Leave the pictures out. Return all other data exactly.
########################################
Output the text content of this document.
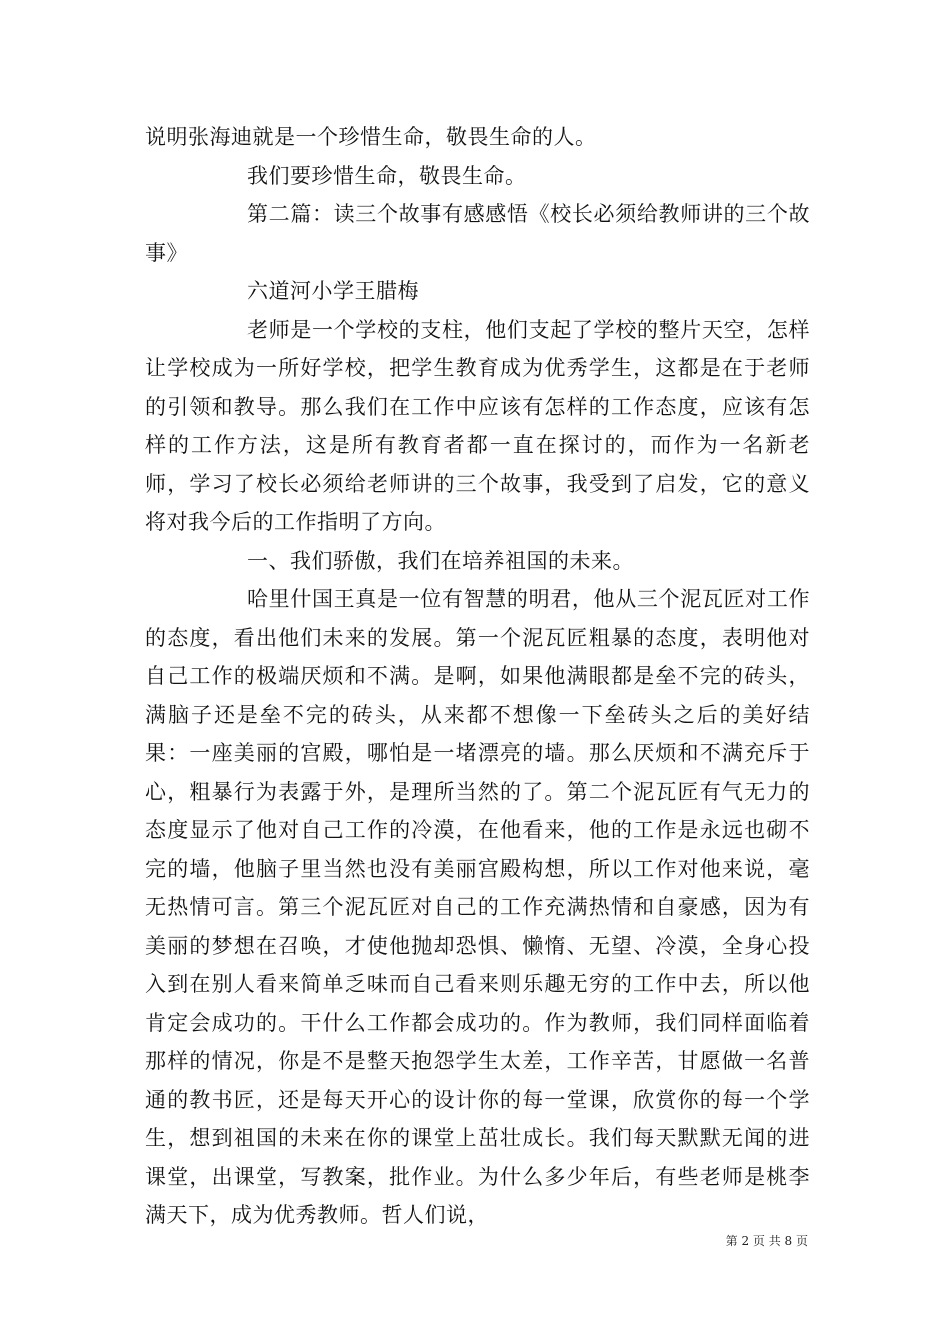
说明张海迪就是一个珍惜生命，敬畏生命的人。

我们要珍惜生命，敬畏生命。

第二篇：读三个故事有感感悟《校长必须给教师讲的三个故事》

六道河小学王腊梅

老师是一个学校的支柱，他们支起了学校的整片天空，怎样让学校成为一所好学校，把学生教育成为优秀学生，这都是在于老师的引领和教导。那么我们在工作中应该有怎样的工作态度，应该有怎样的工作方法，这是所有教育者都一直在探讨的，而作为一名新老师，学习了校长必须给老师讲的三个故事，我受到了启发，它的意义将对我今后的工作指明了方向。

一、我们骄傲，我们在培养祖国的未来。

哈里什国王真是一位有智慧的明君，他从三个泥瓦匠对工作的态度，看出他们未来的发展。第一个泥瓦匠粗暴的态度，表明他对自己工作的极端厌烦和不满。是啊，如果他满眼都是垒不完的砖头，满脑子还是垒不完的砖头，从来都不想像一下垒砖头之后的美好结果：一座美丽的宫殿，哪怕是一堵漂亮的墙。那么厌烦和不满充斥于心，粗暴行为表露于外，是理所当然的了。第二个泥瓦匠有气无力的态度显示了他对自己工作的冷漠，在他看来，他的工作是永远也砌不完的墙，他脑子里当然也没有美丽宫殿构想，所以工作对他来说，毫无热情可言。第三个泥瓦匠对自己的工作充满热情和自豪感，因为有美丽的梦想在召唤，才使他抛却恐惧、懒惰、无望、冷漠，全身心投入到在别人看来简单乏味而自己看来则乐趣无穷的工作中去，所以他肯定会成功的。干什么工作都会成功的。作为教师，我们同样面临着那样的情况，你是不是整天抱怨学生太差，工作辛苦，甘愿做一名普通的教书匠，还是每天开心的设计你的每一堂课，欣赏你的每一个学生，想到祖国的未来在你的课堂上茁壮成长。我们每天默默无闻的进课堂，出课堂，写教案，批作业。为什么多少年后，有些老师是桃李满天下，成为优秀教师。哲人们说，

第 2 页 共 8 页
########################################
▶ **OUTPUT OF THE TASK**:
Output the text content of this document.
说明张海迪就是一个珍惜生命，敬畏生命的人。

我们要珍惜生命，敬畏生命。

第二篇：读三个故事有感感悟《校长必须给教师讲的三个故事》

六道河小学王腊梅

老师是一个学校的支柱，他们支起了学校的整片天空，怎样让学校成为一所好学校，把学生教育成为优秀学生，这都是在于老师的引领和教导。那么我们在工作中应该有怎样的工作态度，应该有怎样的工作方法，这是所有教育者都一直在探讨的，而作为一名新老师，学习了校长必须给老师讲的三个故事，我受到了启发，它的意义将对我今后的工作指明了方向。

一、我们骄傲，我们在培养祖国的未来。

哈里什国王真是一位有智慧的明君，他从三个泥瓦匠对工作的态度，看出他们未来的发展。第一个泥瓦匠粗暴的态度，表明他对自己工作的极端厌烦和不满。是啊，如果他满眼都是垒不完的砖头，满脑子还是垒不完的砖头，从来都不想像一下垒砖头之后的美好结果：一座美丽的宫殿，哪怕是一堵漂亮的墙。那么厌烦和不满充斥于心，粗暴行为表露于外，是理所当然的了。第二个泥瓦匠有气无力的态度显示了他对自己工作的冷漠，在他看来，他的工作是永远也砌不完的墙，他脑子里当然也没有美丽宫殿构想，所以工作对他来说，毫无热情可言。第三个泥瓦匠对自己的工作充满热情和自豪感，因为有美丽的梦想在召唤，才使他抛却恐惧、懒惰、无望、冷漠，全身心投入到在别人看来简单乏味而自己看来则乐趣无穷的工作中去，所以他肯定会成功的。干什么工作都会成功的。作为教师，我们同样面临着那样的情况，你是不是整天抱怨学生太差，工作辛苦，甘愿做一名普通的教书匠，还是每天开心的设计你的每一堂课，欣赏你的每一个学生，想到祖国的未来在你的课堂上茁壮成长。我们每天默默无闻的进课堂，出课堂，写教案，批作业。为什么多少年后，有些老师是桃李满天下，成为优秀教师。哲人们说，

第 2 页 共 8 页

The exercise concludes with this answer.